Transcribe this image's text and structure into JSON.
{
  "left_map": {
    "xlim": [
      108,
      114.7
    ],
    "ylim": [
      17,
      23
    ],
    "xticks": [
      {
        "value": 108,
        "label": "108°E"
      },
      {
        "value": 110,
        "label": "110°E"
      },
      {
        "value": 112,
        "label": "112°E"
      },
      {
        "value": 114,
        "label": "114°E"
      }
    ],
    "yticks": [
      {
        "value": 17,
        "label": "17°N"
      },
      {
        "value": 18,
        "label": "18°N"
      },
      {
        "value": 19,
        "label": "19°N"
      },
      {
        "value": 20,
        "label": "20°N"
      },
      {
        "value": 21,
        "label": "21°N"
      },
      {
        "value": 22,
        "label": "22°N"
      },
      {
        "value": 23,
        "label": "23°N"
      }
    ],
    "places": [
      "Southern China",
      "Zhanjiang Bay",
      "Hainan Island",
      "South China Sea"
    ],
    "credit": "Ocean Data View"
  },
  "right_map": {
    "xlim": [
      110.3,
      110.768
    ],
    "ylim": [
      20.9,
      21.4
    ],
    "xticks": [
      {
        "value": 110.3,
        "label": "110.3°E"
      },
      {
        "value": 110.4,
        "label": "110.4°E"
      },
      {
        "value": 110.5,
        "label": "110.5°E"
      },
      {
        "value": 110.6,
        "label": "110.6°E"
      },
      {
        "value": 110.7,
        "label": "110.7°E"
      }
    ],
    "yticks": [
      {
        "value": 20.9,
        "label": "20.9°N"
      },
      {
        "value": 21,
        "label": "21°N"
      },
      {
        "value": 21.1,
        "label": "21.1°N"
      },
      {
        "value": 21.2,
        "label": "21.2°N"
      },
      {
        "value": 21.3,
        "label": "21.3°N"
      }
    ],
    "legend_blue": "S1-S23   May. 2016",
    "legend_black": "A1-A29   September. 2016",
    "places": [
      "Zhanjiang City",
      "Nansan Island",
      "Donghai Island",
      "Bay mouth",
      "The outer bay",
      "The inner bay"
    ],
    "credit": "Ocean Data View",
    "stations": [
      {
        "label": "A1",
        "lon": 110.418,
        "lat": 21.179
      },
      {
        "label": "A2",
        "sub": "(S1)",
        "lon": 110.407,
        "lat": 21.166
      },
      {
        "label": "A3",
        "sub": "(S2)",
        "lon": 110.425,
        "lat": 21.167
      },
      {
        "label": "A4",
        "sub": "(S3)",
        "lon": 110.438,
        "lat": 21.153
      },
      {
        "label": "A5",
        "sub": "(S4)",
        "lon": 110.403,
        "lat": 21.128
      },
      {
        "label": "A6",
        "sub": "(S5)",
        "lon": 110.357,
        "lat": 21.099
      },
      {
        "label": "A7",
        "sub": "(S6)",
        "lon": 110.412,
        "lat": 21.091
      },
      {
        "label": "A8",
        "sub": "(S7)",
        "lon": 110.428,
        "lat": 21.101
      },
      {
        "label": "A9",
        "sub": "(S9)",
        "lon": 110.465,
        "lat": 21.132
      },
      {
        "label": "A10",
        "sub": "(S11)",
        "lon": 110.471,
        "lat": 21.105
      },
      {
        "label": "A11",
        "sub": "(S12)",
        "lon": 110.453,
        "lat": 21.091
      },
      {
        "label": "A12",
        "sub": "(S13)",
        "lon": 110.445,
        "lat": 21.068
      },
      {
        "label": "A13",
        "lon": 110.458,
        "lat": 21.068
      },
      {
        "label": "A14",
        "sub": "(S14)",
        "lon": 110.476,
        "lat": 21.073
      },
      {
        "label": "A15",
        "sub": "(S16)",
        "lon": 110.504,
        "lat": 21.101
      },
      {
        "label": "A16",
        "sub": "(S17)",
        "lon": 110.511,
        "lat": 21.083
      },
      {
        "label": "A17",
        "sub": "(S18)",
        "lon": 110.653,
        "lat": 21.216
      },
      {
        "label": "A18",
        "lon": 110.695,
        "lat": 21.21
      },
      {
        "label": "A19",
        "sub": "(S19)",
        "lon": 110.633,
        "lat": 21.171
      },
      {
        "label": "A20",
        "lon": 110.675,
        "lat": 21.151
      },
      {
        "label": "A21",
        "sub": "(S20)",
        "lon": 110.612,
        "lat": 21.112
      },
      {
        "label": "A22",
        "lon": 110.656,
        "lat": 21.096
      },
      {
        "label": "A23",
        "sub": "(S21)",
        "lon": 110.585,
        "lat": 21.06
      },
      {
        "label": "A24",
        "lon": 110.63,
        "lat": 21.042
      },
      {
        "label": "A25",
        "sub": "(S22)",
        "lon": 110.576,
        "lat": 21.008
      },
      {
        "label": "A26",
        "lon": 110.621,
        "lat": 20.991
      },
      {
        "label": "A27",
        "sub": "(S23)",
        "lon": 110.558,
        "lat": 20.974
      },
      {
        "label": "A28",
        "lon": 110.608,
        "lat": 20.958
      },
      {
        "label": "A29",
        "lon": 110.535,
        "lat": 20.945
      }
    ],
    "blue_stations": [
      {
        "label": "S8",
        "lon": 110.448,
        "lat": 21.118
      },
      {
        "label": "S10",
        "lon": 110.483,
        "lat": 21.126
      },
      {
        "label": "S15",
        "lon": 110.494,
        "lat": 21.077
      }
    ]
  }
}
--------------------
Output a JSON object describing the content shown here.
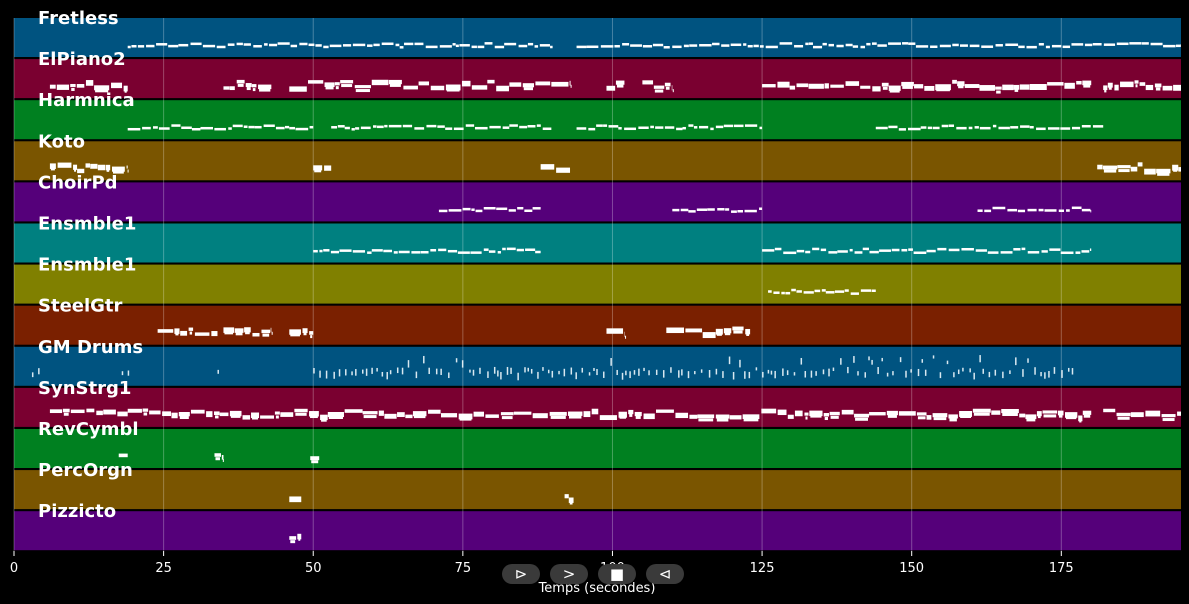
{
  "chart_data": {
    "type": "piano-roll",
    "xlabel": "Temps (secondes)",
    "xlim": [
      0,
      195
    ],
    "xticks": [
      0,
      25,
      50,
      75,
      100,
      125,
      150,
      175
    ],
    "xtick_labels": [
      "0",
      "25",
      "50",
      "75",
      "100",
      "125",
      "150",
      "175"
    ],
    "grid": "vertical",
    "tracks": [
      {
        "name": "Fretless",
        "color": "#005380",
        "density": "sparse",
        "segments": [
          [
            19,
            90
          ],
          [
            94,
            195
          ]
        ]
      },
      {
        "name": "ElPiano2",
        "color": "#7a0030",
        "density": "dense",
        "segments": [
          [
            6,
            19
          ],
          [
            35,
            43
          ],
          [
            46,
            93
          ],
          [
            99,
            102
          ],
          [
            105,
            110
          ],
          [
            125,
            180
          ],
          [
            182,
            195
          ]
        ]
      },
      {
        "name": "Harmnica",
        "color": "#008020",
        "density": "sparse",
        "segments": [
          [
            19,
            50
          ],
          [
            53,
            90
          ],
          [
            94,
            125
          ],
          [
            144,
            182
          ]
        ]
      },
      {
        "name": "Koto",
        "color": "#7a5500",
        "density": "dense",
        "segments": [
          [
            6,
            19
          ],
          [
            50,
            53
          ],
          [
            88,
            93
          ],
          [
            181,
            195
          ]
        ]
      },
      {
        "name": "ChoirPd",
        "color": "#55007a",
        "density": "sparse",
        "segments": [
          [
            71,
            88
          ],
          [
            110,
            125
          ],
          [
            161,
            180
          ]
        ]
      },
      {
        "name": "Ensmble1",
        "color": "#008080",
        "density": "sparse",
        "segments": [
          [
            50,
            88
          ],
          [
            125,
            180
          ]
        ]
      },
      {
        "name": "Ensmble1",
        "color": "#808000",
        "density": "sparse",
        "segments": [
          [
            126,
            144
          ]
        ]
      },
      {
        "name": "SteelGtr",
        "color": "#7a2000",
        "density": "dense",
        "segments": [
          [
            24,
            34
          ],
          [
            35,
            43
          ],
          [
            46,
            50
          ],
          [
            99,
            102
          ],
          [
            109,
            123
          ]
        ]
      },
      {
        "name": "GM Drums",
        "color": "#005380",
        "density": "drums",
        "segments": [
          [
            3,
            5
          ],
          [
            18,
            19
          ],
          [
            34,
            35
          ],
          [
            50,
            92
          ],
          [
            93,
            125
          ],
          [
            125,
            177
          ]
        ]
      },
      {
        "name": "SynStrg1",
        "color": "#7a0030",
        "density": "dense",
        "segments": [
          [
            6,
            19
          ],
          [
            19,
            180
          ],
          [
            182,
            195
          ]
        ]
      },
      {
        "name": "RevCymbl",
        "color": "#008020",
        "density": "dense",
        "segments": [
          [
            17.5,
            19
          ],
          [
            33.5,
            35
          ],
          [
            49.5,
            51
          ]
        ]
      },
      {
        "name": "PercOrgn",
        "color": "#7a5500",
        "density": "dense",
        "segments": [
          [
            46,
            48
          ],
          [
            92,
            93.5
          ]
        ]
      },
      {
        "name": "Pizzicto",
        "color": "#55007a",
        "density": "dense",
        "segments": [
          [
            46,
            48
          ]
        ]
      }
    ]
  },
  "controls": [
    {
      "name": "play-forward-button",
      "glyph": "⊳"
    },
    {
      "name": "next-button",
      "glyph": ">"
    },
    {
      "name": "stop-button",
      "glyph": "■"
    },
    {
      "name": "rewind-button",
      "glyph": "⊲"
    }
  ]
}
--------------------
> **Your objective**: What is the number of lines in the data that hold the string "View"? Answer with the number only.

> **Written response**: 2